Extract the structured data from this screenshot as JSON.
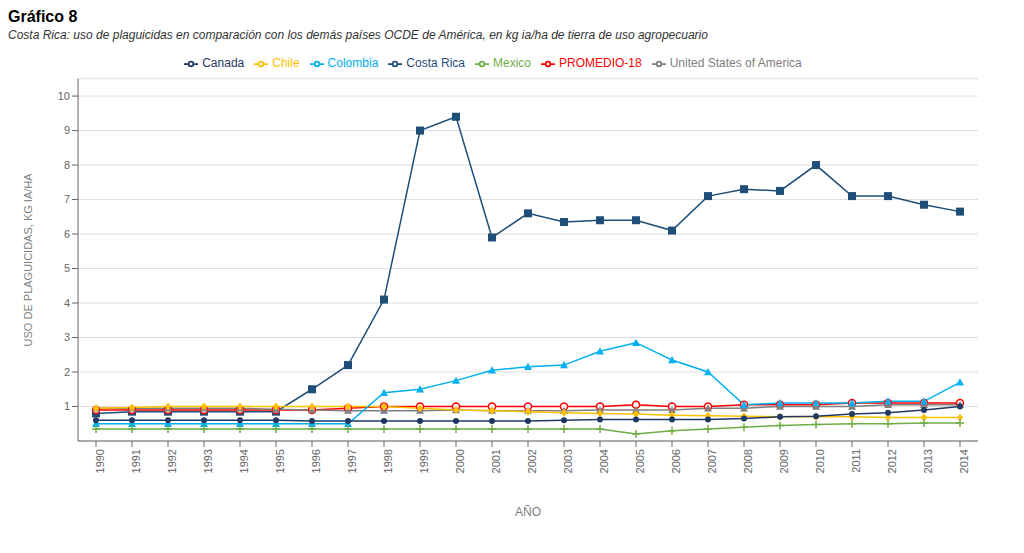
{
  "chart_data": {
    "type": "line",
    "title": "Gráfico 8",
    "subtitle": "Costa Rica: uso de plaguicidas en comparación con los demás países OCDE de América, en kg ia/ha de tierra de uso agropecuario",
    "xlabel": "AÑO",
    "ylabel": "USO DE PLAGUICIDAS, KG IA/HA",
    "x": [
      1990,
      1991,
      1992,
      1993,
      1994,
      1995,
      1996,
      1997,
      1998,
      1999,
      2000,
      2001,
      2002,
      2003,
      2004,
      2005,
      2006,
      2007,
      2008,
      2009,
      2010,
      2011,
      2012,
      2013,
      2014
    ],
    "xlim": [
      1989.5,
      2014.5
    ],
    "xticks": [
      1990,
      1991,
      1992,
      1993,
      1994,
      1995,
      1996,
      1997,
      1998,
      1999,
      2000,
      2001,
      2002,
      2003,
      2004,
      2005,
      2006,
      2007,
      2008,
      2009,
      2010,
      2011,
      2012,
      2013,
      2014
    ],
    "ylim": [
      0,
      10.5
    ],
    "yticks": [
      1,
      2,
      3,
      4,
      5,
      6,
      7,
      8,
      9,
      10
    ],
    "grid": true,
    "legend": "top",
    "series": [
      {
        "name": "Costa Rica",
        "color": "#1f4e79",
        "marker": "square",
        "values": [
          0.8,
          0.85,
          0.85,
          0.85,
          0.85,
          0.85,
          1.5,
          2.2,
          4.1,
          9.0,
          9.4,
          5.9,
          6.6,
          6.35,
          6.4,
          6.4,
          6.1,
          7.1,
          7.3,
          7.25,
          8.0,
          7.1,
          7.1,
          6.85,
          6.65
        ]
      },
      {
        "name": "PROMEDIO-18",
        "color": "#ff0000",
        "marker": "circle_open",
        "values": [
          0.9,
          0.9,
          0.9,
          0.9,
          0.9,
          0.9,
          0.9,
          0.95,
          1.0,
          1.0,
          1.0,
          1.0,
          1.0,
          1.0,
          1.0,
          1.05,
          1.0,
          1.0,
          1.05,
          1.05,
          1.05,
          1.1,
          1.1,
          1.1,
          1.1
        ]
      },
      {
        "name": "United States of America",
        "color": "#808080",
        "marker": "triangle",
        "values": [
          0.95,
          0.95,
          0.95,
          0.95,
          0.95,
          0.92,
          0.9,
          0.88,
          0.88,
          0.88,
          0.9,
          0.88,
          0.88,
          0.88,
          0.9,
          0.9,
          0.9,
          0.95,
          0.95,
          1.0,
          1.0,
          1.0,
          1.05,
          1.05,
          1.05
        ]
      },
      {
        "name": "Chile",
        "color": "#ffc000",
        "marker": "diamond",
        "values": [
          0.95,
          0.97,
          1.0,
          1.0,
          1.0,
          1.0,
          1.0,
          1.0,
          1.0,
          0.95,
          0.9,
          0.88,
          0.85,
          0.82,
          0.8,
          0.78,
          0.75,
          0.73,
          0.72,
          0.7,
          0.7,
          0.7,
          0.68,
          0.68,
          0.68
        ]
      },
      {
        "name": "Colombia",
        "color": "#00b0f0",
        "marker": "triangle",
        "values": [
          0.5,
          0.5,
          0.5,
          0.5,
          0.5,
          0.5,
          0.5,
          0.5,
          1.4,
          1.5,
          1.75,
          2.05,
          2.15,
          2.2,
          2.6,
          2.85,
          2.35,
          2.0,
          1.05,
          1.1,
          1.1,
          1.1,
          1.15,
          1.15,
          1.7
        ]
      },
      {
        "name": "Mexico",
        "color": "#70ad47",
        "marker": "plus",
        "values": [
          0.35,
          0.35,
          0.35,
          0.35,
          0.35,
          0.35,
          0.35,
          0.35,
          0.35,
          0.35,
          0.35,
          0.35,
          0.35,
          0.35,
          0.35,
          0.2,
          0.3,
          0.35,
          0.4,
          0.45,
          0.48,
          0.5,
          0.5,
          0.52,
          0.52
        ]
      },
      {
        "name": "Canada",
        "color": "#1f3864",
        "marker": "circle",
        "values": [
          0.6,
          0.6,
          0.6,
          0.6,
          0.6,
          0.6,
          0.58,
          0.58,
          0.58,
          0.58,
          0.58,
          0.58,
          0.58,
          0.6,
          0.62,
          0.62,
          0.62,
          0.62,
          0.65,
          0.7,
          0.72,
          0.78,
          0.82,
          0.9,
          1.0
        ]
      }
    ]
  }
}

**Requirements**
Go through the preceding material and copy each line that has the word "Costa".

**Solution to this exercise**
    "subtitle": "Costa Rica: uso de plaguicidas en comparación con los demás países OCDE de América, en kg ia/ha de tierra de uso agropecuario",
        "name": "Costa Rica",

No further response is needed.